* **Challenge**:
Keep the images out and copy every entry below exactly.

[Data entries for graphics]
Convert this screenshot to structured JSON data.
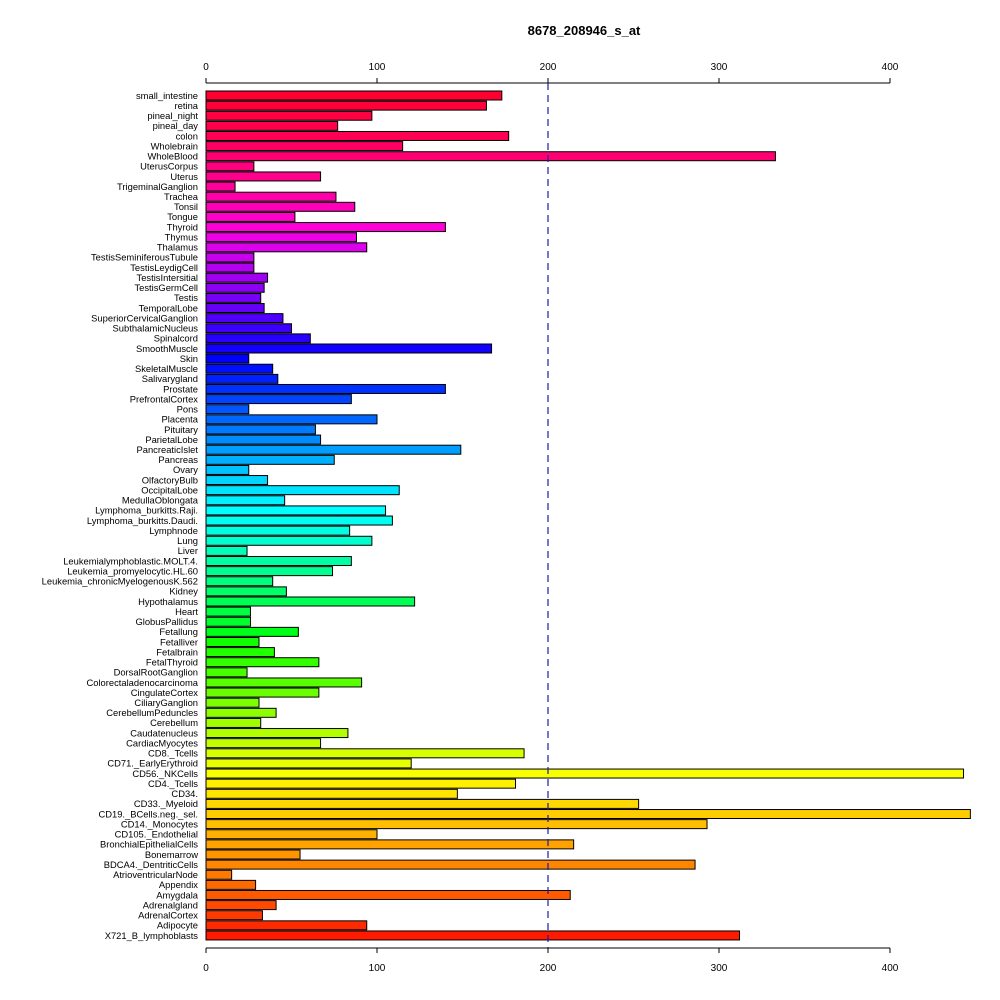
{
  "chart_data": {
    "type": "bar",
    "orientation": "horizontal",
    "title": "8678_208946_s_at",
    "xlabel": "",
    "ylabel": "",
    "xlim": [
      0,
      400
    ],
    "xticks": [
      0,
      100,
      200,
      300,
      400
    ],
    "xtick_labels": [
      "0",
      "100",
      "200",
      "300",
      "400"
    ],
    "reference_line": 200,
    "grid": false,
    "legend": "none",
    "categories": [
      "small_intestine",
      "retina",
      "pineal_night",
      "pineal_day",
      "colon",
      "Wholebrain",
      "WholeBlood",
      "UterusCorpus",
      "Uterus",
      "TrigeminalGanglion",
      "Trachea",
      "Tonsil",
      "Tongue",
      "Thyroid",
      "Thymus",
      "Thalamus",
      "TestisSeminiferousTubule",
      "TestisLeydigCell",
      "TestisIntersitial",
      "TestisGermCell",
      "Testis",
      "TemporalLobe",
      "SuperiorCervicalGanglion",
      "SubthalamicNucleus",
      "Spinalcord",
      "SmoothMuscle",
      "Skin",
      "SkeletalMuscle",
      "Salivarygland",
      "Prostate",
      "PrefrontalCortex",
      "Pons",
      "Placenta",
      "Pituitary",
      "ParietalLobe",
      "PancreaticIslet",
      "Pancreas",
      "Ovary",
      "OlfactoryBulb",
      "OccipitalLobe",
      "MedullaOblongata",
      "Lymphoma_burkitts.Raji.",
      "Lymphoma_burkitts.Daudi.",
      "Lymphnode",
      "Lung",
      "Liver",
      "Leukemialymphoblastic.MOLT.4.",
      "Leukemia_promyelocytic.HL.60",
      "Leukemia_chronicMyelogenousK.562",
      "Kidney",
      "Hypothalamus",
      "Heart",
      "GlobusPallidus",
      "Fetallung",
      "Fetalliver",
      "Fetalbrain",
      "FetalThyroid",
      "DorsalRootGanglion",
      "Colorectaladenocarcinoma",
      "CingulateCortex",
      "CiliaryGanglion",
      "CerebellumPeduncles",
      "Cerebellum",
      "Caudatenucleus",
      "CardiacMyocytes",
      "CD8._Tcells",
      "CD71._EarlyErythroid",
      "CD56._NKCells",
      "CD4._Tcells",
      "CD34.",
      "CD33._Myeloid",
      "CD19._BCells.neg._sel.",
      "CD14._Monocytes",
      "CD105._Endothelial",
      "BronchialEpithelialCells",
      "Bonemarrow",
      "BDCA4._DentriticCells",
      "AtrioventricularNode",
      "Appendix",
      "Amygdala",
      "Adrenalgland",
      "AdrenalCortex",
      "Adipocyte",
      "X721_B_lymphoblasts"
    ],
    "values": [
      173,
      164,
      97,
      77,
      177,
      115,
      333,
      28,
      67,
      17,
      76,
      87,
      52,
      140,
      88,
      94,
      28,
      28,
      36,
      34,
      32,
      34,
      45,
      50,
      61,
      167,
      25,
      39,
      42,
      140,
      85,
      25,
      100,
      64,
      67,
      149,
      75,
      25,
      36,
      113,
      46,
      105,
      109,
      84,
      97,
      24,
      85,
      74,
      39,
      47,
      122,
      26,
      26,
      54,
      31,
      40,
      66,
      24,
      91,
      66,
      31,
      41,
      32,
      83,
      67,
      186,
      120,
      443,
      181,
      147,
      253,
      447,
      293,
      100,
      215,
      55,
      286,
      15,
      29,
      213,
      41,
      33,
      94,
      312
    ],
    "colors": [
      "#ff0030",
      "#ff0038",
      "#ff0040",
      "#ff004a",
      "#ff0055",
      "#ff0062",
      "#ff0070",
      "#ff007e",
      "#ff008c",
      "#ff009a",
      "#ff00a8",
      "#ff00b8",
      "#ff00c8",
      "#ff00d8",
      "#ef00e8",
      "#dc00ec",
      "#c800ee",
      "#b400f0",
      "#a000f2",
      "#8c00f4",
      "#7800f6",
      "#6400f8",
      "#5000fa",
      "#3c00fc",
      "#2800fe",
      "#1400ff",
      "#0000ff",
      "#0010ff",
      "#0020ff",
      "#0032ff",
      "#0044ff",
      "#0056ff",
      "#0068ff",
      "#007aff",
      "#008cff",
      "#009eff",
      "#00b0ff",
      "#00c2ff",
      "#00d4ff",
      "#00e4ff",
      "#00f0ff",
      "#00ffff",
      "#00fff0",
      "#00ffe0",
      "#00ffcc",
      "#00ffb8",
      "#00ffa4",
      "#00ff90",
      "#00ff7c",
      "#00ff68",
      "#00ff54",
      "#00ff40",
      "#00ff2c",
      "#00ff18",
      "#10ff00",
      "#22ff00",
      "#34ff00",
      "#46ff00",
      "#58ff00",
      "#6aff00",
      "#7cff00",
      "#8eff00",
      "#a0ff00",
      "#b2ff00",
      "#c4ff00",
      "#d6ff00",
      "#e8ff00",
      "#f8ff00",
      "#fff000",
      "#ffe400",
      "#ffd800",
      "#ffcc00",
      "#ffbe00",
      "#ffb000",
      "#ffa200",
      "#ff9400",
      "#ff8600",
      "#ff7800",
      "#ff6a00",
      "#ff5a00",
      "#ff4a00",
      "#ff3a00",
      "#ff2a00",
      "#ff1a00"
    ]
  }
}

* **Complete output**:
Convert this screenshot to structured JSON data.
{
  "chart_data": {
    "type": "bar",
    "orientation": "horizontal",
    "title": "8678_208946_s_at",
    "xlabel": "",
    "ylabel": "",
    "xlim": [
      0,
      400
    ],
    "xticks": [
      0,
      100,
      200,
      300,
      400
    ],
    "xtick_labels": [
      "0",
      "100",
      "200",
      "300",
      "400"
    ],
    "reference_line": 200,
    "grid": false,
    "legend": "none",
    "categories": [
      "small_intestine",
      "retina",
      "pineal_night",
      "pineal_day",
      "colon",
      "Wholebrain",
      "WholeBlood",
      "UterusCorpus",
      "Uterus",
      "TrigeminalGanglion",
      "Trachea",
      "Tonsil",
      "Tongue",
      "Thyroid",
      "Thymus",
      "Thalamus",
      "TestisSeminiferousTubule",
      "TestisLeydigCell",
      "TestisIntersitial",
      "TestisGermCell",
      "Testis",
      "TemporalLobe",
      "SuperiorCervicalGanglion",
      "SubthalamicNucleus",
      "Spinalcord",
      "SmoothMuscle",
      "Skin",
      "SkeletalMuscle",
      "Salivarygland",
      "Prostate",
      "PrefrontalCortex",
      "Pons",
      "Placenta",
      "Pituitary",
      "ParietalLobe",
      "PancreaticIslet",
      "Pancreas",
      "Ovary",
      "OlfactoryBulb",
      "OccipitalLobe",
      "MedullaOblongata",
      "Lymphoma_burkitts.Raji.",
      "Lymphoma_burkitts.Daudi.",
      "Lymphnode",
      "Lung",
      "Liver",
      "Leukemialymphoblastic.MOLT.4.",
      "Leukemia_promyelocytic.HL.60",
      "Leukemia_chronicMyelogenousK.562",
      "Kidney",
      "Hypothalamus",
      "Heart",
      "GlobusPallidus",
      "Fetallung",
      "Fetalliver",
      "Fetalbrain",
      "FetalThyroid",
      "DorsalRootGanglion",
      "Colorectaladenocarcinoma",
      "CingulateCortex",
      "CiliaryGanglion",
      "CerebellumPeduncles",
      "Cerebellum",
      "Caudatenucleus",
      "CardiacMyocytes",
      "CD8._Tcells",
      "CD71._EarlyErythroid",
      "CD56._NKCells",
      "CD4._Tcells",
      "CD34.",
      "CD33._Myeloid",
      "CD19._BCells.neg._sel.",
      "CD14._Monocytes",
      "CD105._Endothelial",
      "BronchialEpithelialCells",
      "Bonemarrow",
      "BDCA4._DentriticCells",
      "AtrioventricularNode",
      "Appendix",
      "Amygdala",
      "Adrenalgland",
      "AdrenalCortex",
      "Adipocyte",
      "X721_B_lymphoblasts"
    ],
    "values": [
      173,
      164,
      97,
      77,
      177,
      115,
      333,
      28,
      67,
      17,
      76,
      87,
      52,
      140,
      88,
      94,
      28,
      28,
      36,
      34,
      32,
      34,
      45,
      50,
      61,
      167,
      25,
      39,
      42,
      140,
      85,
      25,
      100,
      64,
      67,
      149,
      75,
      25,
      36,
      113,
      46,
      105,
      109,
      84,
      97,
      24,
      85,
      74,
      39,
      47,
      122,
      26,
      26,
      54,
      31,
      40,
      66,
      24,
      91,
      66,
      31,
      41,
      32,
      83,
      67,
      186,
      120,
      443,
      181,
      147,
      253,
      447,
      293,
      100,
      215,
      55,
      286,
      15,
      29,
      213,
      41,
      33,
      94,
      312
    ],
    "colors": [
      "#ff0030",
      "#ff0038",
      "#ff0040",
      "#ff004a",
      "#ff0055",
      "#ff0062",
      "#ff0070",
      "#ff007e",
      "#ff008c",
      "#ff009a",
      "#ff00a8",
      "#ff00b8",
      "#ff00c8",
      "#ff00d8",
      "#ef00e8",
      "#dc00ec",
      "#c800ee",
      "#b400f0",
      "#a000f2",
      "#8c00f4",
      "#7800f6",
      "#6400f8",
      "#5000fa",
      "#3c00fc",
      "#2800fe",
      "#1400ff",
      "#0000ff",
      "#0010ff",
      "#0020ff",
      "#0032ff",
      "#0044ff",
      "#0056ff",
      "#0068ff",
      "#007aff",
      "#008cff",
      "#009eff",
      "#00b0ff",
      "#00c2ff",
      "#00d4ff",
      "#00e4ff",
      "#00f0ff",
      "#00ffff",
      "#00fff0",
      "#00ffe0",
      "#00ffcc",
      "#00ffb8",
      "#00ffa4",
      "#00ff90",
      "#00ff7c",
      "#00ff68",
      "#00ff54",
      "#00ff40",
      "#00ff2c",
      "#00ff18",
      "#10ff00",
      "#22ff00",
      "#34ff00",
      "#46ff00",
      "#58ff00",
      "#6aff00",
      "#7cff00",
      "#8eff00",
      "#a0ff00",
      "#b2ff00",
      "#c4ff00",
      "#d6ff00",
      "#e8ff00",
      "#f8ff00",
      "#fff000",
      "#ffe400",
      "#ffd800",
      "#ffcc00",
      "#ffbe00",
      "#ffb000",
      "#ffa200",
      "#ff9400",
      "#ff8600",
      "#ff7800",
      "#ff6a00",
      "#ff5a00",
      "#ff4a00",
      "#ff3a00",
      "#ff2a00",
      "#ff1a00"
    ]
  }
}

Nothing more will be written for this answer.